Lines containing the word "been" are to be located and copied.

--- START ---

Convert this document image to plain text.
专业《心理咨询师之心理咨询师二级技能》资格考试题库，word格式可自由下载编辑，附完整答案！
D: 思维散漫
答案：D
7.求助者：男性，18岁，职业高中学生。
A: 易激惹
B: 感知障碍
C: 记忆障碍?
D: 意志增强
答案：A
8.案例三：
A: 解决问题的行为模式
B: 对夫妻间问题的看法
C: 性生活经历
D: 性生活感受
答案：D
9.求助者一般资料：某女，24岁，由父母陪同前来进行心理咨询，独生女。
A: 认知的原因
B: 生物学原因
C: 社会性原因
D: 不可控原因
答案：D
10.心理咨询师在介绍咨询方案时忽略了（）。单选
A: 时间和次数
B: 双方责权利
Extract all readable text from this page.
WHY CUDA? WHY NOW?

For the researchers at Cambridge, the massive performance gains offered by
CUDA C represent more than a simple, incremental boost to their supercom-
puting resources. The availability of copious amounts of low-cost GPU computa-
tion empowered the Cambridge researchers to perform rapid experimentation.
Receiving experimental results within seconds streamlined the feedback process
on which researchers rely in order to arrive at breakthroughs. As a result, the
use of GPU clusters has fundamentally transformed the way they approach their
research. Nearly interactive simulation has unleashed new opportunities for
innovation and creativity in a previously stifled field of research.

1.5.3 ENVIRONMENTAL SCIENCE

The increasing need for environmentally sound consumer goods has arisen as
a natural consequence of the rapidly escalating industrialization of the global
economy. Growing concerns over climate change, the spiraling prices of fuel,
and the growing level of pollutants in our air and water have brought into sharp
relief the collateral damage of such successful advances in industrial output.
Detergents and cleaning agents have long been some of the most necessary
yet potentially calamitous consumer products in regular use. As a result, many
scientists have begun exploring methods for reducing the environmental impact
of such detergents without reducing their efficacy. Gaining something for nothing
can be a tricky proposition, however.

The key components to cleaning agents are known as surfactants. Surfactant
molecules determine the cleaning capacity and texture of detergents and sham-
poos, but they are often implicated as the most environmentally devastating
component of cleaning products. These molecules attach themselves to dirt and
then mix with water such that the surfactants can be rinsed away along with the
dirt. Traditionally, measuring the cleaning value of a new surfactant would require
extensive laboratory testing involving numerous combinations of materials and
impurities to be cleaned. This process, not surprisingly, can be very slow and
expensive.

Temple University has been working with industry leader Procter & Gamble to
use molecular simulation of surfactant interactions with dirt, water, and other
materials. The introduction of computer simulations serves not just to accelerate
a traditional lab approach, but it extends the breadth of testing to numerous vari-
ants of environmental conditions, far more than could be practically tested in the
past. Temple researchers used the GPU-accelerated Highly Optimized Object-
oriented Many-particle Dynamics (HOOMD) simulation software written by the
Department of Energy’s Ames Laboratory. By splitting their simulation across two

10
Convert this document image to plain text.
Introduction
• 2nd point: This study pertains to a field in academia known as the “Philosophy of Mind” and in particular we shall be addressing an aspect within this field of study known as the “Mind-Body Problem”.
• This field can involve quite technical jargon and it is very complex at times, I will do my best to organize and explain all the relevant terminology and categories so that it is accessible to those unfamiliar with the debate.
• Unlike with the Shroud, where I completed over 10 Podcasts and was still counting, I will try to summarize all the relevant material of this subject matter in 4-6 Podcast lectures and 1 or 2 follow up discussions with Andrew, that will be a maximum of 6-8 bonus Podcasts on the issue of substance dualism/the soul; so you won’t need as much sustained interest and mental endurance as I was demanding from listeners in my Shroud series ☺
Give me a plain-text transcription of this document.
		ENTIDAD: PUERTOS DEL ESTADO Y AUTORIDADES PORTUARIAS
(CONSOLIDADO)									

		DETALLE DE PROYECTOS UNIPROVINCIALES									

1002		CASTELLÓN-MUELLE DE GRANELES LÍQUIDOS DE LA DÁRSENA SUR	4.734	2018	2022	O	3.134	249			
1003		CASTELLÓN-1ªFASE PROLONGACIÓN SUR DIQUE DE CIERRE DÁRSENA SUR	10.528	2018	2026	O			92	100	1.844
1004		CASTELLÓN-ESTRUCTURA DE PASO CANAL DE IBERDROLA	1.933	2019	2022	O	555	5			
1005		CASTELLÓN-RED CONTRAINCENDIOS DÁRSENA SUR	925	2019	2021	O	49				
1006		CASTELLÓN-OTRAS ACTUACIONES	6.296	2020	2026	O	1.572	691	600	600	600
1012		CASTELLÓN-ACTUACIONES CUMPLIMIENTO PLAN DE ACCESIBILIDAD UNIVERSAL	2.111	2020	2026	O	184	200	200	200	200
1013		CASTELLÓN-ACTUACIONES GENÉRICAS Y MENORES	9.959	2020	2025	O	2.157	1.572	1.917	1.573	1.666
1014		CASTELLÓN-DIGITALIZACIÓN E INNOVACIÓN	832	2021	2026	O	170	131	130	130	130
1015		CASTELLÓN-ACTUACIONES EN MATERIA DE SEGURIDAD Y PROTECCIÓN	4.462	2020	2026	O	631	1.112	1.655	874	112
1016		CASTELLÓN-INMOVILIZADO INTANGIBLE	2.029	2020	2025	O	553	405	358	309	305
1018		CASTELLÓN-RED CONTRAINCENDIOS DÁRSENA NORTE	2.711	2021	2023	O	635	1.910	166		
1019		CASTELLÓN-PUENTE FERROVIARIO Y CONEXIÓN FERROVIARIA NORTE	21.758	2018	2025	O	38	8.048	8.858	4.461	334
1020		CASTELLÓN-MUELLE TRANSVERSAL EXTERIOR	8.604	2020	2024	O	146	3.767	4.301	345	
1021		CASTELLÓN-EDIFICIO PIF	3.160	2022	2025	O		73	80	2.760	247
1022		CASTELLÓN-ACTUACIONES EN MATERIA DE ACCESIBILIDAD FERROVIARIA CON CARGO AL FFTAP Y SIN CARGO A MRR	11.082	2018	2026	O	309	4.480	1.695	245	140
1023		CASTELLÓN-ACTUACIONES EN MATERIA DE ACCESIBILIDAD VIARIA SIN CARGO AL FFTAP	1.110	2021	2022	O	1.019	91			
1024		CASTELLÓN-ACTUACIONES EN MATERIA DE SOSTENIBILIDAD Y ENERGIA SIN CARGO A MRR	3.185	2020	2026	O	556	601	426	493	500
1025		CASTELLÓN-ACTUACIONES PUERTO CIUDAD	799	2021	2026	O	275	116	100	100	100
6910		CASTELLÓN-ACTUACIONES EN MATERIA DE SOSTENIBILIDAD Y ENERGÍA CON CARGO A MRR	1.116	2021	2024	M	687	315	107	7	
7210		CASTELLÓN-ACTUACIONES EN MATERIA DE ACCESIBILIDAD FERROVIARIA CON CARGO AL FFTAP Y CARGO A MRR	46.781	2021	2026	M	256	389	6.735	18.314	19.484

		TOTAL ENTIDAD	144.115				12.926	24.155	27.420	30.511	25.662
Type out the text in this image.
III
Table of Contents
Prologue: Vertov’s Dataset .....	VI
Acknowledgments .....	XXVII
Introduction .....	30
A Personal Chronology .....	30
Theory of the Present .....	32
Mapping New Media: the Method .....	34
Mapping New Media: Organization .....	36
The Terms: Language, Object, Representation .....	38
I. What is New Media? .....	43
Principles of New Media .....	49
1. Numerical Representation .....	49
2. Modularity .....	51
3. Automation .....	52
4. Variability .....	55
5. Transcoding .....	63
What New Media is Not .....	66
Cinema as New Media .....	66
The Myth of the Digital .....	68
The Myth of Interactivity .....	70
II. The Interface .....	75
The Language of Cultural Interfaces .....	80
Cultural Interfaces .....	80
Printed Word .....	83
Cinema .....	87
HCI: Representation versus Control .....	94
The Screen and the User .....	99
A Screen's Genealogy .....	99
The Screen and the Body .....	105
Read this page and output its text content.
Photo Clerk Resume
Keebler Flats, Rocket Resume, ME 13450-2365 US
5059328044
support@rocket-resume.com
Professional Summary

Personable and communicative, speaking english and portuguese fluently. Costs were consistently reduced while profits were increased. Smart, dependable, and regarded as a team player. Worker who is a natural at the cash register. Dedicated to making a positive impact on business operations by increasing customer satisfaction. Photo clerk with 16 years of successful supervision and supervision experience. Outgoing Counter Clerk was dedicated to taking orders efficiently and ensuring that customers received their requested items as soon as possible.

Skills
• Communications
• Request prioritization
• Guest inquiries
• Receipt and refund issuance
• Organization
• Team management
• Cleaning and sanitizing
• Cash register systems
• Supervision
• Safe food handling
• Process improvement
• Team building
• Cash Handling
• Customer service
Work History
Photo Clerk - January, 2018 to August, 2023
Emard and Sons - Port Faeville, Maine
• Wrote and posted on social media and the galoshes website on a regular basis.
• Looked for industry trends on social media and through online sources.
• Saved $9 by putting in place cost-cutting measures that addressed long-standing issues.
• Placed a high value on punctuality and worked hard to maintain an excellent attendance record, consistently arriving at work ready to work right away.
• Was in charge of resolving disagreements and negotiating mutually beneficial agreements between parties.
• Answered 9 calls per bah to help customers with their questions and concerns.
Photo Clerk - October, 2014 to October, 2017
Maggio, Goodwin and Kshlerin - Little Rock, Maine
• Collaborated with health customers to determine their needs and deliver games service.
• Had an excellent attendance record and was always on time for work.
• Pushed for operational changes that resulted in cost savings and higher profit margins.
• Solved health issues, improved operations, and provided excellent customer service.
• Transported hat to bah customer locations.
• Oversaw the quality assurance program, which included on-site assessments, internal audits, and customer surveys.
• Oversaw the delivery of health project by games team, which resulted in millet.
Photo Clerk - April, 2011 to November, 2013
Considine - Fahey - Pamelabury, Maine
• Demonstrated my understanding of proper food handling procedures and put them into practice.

--- END ---

- **OUTPUT OF THE EXERCISE**
Detergents and cleaning agents have long been some of the most necessary
Temple University has been working with industry leader Procter & Gamble to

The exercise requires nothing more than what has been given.